### [STATED EXERCISE]
Return each line holding the string "this".

### [DATA]

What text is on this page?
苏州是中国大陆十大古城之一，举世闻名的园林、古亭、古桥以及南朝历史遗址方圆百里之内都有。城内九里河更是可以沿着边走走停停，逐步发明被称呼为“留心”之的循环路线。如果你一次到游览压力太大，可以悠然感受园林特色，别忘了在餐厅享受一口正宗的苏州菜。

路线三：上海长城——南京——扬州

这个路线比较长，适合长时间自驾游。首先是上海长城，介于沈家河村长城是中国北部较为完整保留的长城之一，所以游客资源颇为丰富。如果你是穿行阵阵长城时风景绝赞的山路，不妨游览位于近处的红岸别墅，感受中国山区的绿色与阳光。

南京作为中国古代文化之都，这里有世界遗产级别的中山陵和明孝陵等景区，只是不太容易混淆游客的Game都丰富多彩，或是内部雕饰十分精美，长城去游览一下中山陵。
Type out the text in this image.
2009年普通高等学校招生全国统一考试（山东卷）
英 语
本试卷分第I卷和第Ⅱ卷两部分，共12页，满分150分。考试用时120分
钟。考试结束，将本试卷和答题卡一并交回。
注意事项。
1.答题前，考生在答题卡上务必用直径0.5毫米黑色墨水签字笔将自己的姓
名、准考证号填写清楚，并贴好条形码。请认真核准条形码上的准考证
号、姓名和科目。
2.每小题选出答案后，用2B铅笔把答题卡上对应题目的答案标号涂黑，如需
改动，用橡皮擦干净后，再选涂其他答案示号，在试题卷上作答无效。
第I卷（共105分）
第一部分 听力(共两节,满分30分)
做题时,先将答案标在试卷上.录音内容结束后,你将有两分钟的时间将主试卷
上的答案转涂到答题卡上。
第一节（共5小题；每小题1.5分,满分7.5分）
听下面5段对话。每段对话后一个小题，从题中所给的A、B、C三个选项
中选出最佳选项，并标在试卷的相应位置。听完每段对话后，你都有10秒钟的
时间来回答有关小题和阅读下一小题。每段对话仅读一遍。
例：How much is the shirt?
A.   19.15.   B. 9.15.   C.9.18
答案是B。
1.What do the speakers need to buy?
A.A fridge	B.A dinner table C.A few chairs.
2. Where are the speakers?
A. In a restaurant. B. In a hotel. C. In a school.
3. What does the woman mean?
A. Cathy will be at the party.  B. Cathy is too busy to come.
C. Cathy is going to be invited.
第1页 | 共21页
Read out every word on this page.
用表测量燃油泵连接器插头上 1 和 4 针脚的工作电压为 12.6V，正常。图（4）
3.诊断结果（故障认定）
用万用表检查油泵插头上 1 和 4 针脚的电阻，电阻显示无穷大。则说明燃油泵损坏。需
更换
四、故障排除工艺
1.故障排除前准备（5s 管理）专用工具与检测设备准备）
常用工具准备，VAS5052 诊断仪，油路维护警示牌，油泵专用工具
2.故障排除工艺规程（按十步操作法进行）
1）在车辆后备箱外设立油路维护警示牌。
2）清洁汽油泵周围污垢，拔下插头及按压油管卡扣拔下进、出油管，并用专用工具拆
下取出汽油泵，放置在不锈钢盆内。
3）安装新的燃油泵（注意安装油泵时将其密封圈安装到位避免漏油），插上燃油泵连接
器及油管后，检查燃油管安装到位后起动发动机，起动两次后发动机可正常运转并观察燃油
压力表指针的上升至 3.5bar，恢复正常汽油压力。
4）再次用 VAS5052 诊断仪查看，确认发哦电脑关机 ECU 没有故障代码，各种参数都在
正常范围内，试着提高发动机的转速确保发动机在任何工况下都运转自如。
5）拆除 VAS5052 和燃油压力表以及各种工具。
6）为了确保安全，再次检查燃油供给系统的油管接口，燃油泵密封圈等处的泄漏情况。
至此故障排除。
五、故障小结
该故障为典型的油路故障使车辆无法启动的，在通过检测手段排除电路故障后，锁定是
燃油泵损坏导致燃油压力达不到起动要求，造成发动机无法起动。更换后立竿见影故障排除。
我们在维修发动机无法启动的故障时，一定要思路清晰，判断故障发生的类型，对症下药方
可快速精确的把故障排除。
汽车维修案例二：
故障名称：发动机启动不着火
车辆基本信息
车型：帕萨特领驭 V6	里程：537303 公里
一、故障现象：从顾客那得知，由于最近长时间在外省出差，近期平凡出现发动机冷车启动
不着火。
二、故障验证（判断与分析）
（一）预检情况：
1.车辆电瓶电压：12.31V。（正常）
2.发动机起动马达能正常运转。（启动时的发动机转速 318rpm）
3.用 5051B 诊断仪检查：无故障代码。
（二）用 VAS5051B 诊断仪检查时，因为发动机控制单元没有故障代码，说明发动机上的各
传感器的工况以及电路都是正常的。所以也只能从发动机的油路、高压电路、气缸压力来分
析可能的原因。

### [THE ANSWER]
What text is on this page?
Type out the text in this image.
Read out every word on this page.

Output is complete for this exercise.